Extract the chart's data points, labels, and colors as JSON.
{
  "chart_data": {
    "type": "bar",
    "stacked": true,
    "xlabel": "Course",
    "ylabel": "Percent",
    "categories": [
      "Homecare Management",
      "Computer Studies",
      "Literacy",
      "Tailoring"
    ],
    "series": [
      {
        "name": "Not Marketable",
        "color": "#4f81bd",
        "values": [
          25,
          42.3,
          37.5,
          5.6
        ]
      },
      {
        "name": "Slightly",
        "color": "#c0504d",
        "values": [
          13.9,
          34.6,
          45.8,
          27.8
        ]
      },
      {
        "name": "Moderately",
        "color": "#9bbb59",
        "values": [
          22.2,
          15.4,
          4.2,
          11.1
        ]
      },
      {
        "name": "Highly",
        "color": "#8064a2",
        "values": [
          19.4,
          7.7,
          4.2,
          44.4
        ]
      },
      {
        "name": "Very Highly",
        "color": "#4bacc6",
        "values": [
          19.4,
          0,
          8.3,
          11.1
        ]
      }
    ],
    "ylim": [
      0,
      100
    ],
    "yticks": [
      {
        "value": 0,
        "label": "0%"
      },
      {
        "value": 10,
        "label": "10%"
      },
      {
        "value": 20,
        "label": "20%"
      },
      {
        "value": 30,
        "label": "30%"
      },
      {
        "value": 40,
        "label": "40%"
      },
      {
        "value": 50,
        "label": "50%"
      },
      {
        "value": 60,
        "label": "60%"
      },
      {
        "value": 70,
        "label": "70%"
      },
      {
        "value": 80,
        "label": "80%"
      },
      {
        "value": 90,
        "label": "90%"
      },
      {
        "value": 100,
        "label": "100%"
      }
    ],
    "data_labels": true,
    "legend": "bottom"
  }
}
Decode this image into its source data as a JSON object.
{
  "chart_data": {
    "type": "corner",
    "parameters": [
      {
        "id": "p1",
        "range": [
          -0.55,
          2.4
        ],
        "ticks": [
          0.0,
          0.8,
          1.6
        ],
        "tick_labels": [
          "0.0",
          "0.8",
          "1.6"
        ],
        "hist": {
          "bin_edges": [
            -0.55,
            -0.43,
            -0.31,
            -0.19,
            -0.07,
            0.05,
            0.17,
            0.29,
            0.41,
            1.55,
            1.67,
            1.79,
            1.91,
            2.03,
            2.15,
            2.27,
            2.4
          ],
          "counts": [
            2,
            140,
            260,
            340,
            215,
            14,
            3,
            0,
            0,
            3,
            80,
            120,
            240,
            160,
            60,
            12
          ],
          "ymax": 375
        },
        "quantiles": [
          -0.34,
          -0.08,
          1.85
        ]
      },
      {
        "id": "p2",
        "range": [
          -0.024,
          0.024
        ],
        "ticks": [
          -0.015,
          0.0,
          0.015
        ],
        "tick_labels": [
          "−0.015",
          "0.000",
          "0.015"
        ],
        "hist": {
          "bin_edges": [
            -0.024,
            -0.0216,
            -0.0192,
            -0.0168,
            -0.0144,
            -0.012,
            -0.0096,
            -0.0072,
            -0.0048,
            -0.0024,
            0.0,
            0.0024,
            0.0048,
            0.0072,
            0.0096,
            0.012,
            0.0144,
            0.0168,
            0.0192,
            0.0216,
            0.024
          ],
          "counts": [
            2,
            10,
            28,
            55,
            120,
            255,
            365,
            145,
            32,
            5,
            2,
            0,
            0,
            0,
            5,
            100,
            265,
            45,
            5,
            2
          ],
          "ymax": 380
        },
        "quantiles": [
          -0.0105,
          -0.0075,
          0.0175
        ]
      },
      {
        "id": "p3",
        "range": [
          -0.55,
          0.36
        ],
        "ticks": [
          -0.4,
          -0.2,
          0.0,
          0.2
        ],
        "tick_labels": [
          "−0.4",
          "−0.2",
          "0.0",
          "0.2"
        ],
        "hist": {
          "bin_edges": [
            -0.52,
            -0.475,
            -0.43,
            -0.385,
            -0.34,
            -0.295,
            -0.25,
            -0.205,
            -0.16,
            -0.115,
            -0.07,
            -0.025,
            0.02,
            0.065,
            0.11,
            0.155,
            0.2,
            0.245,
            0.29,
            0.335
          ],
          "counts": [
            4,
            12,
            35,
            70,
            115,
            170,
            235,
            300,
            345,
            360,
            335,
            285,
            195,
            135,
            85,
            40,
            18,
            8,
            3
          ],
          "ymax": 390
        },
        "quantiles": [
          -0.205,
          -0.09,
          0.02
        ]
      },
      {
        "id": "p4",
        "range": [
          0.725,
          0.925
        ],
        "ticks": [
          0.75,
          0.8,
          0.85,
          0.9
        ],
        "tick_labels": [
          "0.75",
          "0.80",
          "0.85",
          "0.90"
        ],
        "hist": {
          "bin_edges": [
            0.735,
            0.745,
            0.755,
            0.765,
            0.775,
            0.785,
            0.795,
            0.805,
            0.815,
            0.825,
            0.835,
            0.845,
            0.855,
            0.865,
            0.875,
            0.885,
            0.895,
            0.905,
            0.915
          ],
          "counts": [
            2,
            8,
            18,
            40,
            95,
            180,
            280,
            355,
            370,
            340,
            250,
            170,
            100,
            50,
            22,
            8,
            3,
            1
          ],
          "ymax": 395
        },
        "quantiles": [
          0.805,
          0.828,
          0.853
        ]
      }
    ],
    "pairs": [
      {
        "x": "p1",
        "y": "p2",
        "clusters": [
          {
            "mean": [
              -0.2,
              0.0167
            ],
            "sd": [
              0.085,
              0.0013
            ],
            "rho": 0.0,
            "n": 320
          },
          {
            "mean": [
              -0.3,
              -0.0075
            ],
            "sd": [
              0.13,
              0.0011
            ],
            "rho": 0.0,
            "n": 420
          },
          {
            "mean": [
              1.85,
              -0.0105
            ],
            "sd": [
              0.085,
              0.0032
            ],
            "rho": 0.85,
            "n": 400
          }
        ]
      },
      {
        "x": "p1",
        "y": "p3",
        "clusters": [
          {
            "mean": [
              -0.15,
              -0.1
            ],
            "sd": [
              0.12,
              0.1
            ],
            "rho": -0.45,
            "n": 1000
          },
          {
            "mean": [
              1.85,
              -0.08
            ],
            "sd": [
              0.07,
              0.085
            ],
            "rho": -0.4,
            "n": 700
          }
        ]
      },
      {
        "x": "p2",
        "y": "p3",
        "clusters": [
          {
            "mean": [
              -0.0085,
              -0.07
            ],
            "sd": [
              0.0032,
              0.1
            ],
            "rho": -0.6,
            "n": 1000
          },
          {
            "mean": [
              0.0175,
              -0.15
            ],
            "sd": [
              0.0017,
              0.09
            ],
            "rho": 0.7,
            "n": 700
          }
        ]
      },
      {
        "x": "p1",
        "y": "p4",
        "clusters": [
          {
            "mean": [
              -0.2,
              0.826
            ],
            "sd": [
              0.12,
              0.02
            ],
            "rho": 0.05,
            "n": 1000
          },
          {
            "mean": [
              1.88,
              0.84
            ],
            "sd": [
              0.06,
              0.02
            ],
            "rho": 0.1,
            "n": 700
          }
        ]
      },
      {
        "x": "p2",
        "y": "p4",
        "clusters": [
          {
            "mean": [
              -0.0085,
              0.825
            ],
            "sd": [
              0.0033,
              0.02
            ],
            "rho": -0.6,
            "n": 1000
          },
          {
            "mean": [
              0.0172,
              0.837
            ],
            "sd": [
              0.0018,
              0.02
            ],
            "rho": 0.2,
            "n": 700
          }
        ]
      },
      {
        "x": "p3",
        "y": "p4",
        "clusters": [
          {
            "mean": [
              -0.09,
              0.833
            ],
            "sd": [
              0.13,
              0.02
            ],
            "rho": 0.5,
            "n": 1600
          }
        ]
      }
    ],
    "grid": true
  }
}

GIVEN EXERCISE » Write out all the records above again, exactly as they stand.

SOLUTION FOR THIS EXERCISE »
Extract the chart's data points, labels, and colors as JSON.
{
  "chart_data": {
    "type": "bar",
    "stacked": true,
    "xlabel": "Course",
    "ylabel": "Percent",
    "categories": [
      "Homecare Management",
      "Computer Studies",
      "Literacy",
      "Tailoring"
    ],
    "series": [
      {
        "name": "Not Marketable",
        "color": "#4f81bd",
        "values": [
          25,
          42.3,
          37.5,
          5.6
        ]
      },
      {
        "name": "Slightly",
        "color": "#c0504d",
        "values": [
          13.9,
          34.6,
          45.8,
          27.8
        ]
      },
      {
        "name": "Moderately",
        "color": "#9bbb59",
        "values": [
          22.2,
          15.4,
          4.2,
          11.1
        ]
      },
      {
        "name": "Highly",
        "color": "#8064a2",
        "values": [
          19.4,
          7.7,
          4.2,
          44.4
        ]
      },
      {
        "name": "Very Highly",
        "color": "#4bacc6",
        "values": [
          19.4,
          0,
          8.3,
          11.1
        ]
      }
    ],
    "ylim": [
      0,
      100
    ],
    "yticks": [
      {
        "value": 0,
        "label": "0%"
      },
      {
        "value": 10,
        "label": "10%"
      },
      {
        "value": 20,
        "label": "20%"
      },
      {
        "value": 30,
        "label": "30%"
      },
      {
        "value": 40,
        "label": "40%"
      },
      {
        "value": 50,
        "label": "50%"
      },
      {
        "value": 60,
        "label": "60%"
      },
      {
        "value": 70,
        "label": "70%"
      },
      {
        "value": 80,
        "label": "80%"
      },
      {
        "value": 90,
        "label": "90%"
      },
      {
        "value": 100,
        "label": "100%"
      }
    ],
    "data_labels": true,
    "legend": "bottom"
  }
}
Decode this image into its source data as a JSON object.
{
  "chart_data": {
    "type": "corner",
    "parameters": [
      {
        "id": "p1",
        "range": [
          -0.55,
          2.4
        ],
        "ticks": [
          0.0,
          0.8,
          1.6
        ],
        "tick_labels": [
          "0.0",
          "0.8",
          "1.6"
        ],
        "hist": {
          "bin_edges": [
            -0.55,
            -0.43,
            -0.31,
            -0.19,
            -0.07,
            0.05,
            0.17,
            0.29,
            0.41,
            1.55,
            1.67,
            1.79,
            1.91,
            2.03,
            2.15,
            2.27,
            2.4
          ],
          "counts": [
            2,
            140,
            260,
            340,
            215,
            14,
            3,
            0,
            0,
            3,
            80,
            120,
            240,
            160,
            60,
            12
          ],
          "ymax": 375
        },
        "quantiles": [
          -0.34,
          -0.08,
          1.85
        ]
      },
      {
        "id": "p2",
        "range": [
          -0.024,
          0.024
        ],
        "ticks": [
          -0.015,
          0.0,
          0.015
        ],
        "tick_labels": [
          "−0.015",
          "0.000",
          "0.015"
        ],
        "hist": {
          "bin_edges": [
            -0.024,
            -0.0216,
            -0.0192,
            -0.0168,
            -0.0144,
            -0.012,
            -0.0096,
            -0.0072,
            -0.0048,
            -0.0024,
            0.0,
            0.0024,
            0.0048,
            0.0072,
            0.0096,
            0.012,
            0.0144,
            0.0168,
            0.0192,
            0.0216,
            0.024
          ],
          "counts": [
            2,
            10,
            28,
            55,
            120,
            255,
            365,
            145,
            32,
            5,
            2,
            0,
            0,
            0,
            5,
            100,
            265,
            45,
            5,
            2
          ],
          "ymax": 380
        },
        "quantiles": [
          -0.0105,
          -0.0075,
          0.0175
        ]
      },
      {
        "id": "p3",
        "range": [
          -0.55,
          0.36
        ],
        "ticks": [
          -0.4,
          -0.2,
          0.0,
          0.2
        ],
        "tick_labels": [
          "−0.4",
          "−0.2",
          "0.0",
          "0.2"
        ],
        "hist": {
          "bin_edges": [
            -0.52,
            -0.475,
            -0.43,
            -0.385,
            -0.34,
            -0.295,
            -0.25,
            -0.205,
            -0.16,
            -0.115,
            -0.07,
            -0.025,
            0.02,
            0.065,
            0.11,
            0.155,
            0.2,
            0.245,
            0.29,
            0.335
          ],
          "counts": [
            4,
            12,
            35,
            70,
            115,
            170,
            235,
            300,
            345,
            360,
            335,
            285,
            195,
            135,
            85,
            40,
            18,
            8,
            3
          ],
          "ymax": 390
        },
        "quantiles": [
          -0.205,
          -0.09,
          0.02
        ]
      },
      {
        "id": "p4",
        "range": [
          0.725,
          0.925
        ],
        "ticks": [
          0.75,
          0.8,
          0.85,
          0.9
        ],
        "tick_labels": [
          "0.75",
          "0.80",
          "0.85",
          "0.90"
        ],
        "hist": {
          "bin_edges": [
            0.735,
            0.745,
            0.755,
            0.765,
            0.775,
            0.785,
            0.795,
            0.805,
            0.815,
            0.825,
            0.835,
            0.845,
            0.855,
            0.865,
            0.875,
            0.885,
            0.895,
            0.905,
            0.915
          ],
          "counts": [
            2,
            8,
            18,
            40,
            95,
            180,
            280,
            355,
            370,
            340,
            250,
            170,
            100,
            50,
            22,
            8,
            3,
            1
          ],
          "ymax": 395
        },
        "quantiles": [
          0.805,
          0.828,
          0.853
        ]
      }
    ],
    "pairs": [
      {
        "x": "p1",
        "y": "p2",
        "clusters": [
          {
            "mean": [
              -0.2,
              0.0167
            ],
            "sd": [
              0.085,
              0.0013
            ],
            "rho": 0.0,
            "n": 320
          },
          {
            "mean": [
              -0.3,
              -0.0075
            ],
            "sd": [
              0.13,
              0.0011
            ],
            "rho": 0.0,
            "n": 420
          },
          {
            "mean": [
              1.85,
              -0.0105
            ],
            "sd": [
              0.085,
              0.0032
            ],
            "rho": 0.85,
            "n": 400
          }
        ]
      },
      {
        "x": "p1",
        "y": "p3",
        "clusters": [
          {
            "mean": [
              -0.15,
              -0.1
            ],
            "sd": [
              0.12,
              0.1
            ],
            "rho": -0.45,
            "n": 1000
          },
          {
            "mean": [
              1.85,
              -0.08
            ],
            "sd": [
              0.07,
              0.085
            ],
            "rho": -0.4,
            "n": 700
          }
        ]
      },
      {
        "x": "p2",
        "y": "p3",
        "clusters": [
          {
            "mean": [
              -0.0085,
              -0.07
            ],
            "sd": [
              0.0032,
              0.1
            ],
            "rho": -0.6,
            "n": 1000
          },
          {
            "mean": [
              0.0175,
              -0.15
            ],
            "sd": [
              0.0017,
              0.09
            ],
            "rho": 0.7,
            "n": 700
          }
        ]
      },
      {
        "x": "p1",
        "y": "p4",
        "clusters": [
          {
            "mean": [
              -0.2,
              0.826
            ],
            "sd": [
              0.12,
              0.02
            ],
            "rho": 0.05,
            "n": 1000
          },
          {
            "mean": [
              1.88,
              0.84
            ],
            "sd": [
              0.06,
              0.02
            ],
            "rho": 0.1,
            "n": 700
          }
        ]
      },
      {
        "x": "p2",
        "y": "p4",
        "clusters": [
          {
            "mean": [
              -0.0085,
              0.825
            ],
            "sd": [
              0.0033,
              0.02
            ],
            "rho": -0.6,
            "n": 1000
          },
          {
            "mean": [
              0.0172,
              0.837
            ],
            "sd": [
              0.0018,
              0.02
            ],
            "rho": 0.2,
            "n": 700
          }
        ]
      },
      {
        "x": "p3",
        "y": "p4",
        "clusters": [
          {
            "mean": [
              -0.09,
              0.833
            ],
            "sd": [
              0.13,
              0.02
            ],
            "rho": 0.5,
            "n": 1600
          }
        ]
      }
    ],
    "grid": true
  }
}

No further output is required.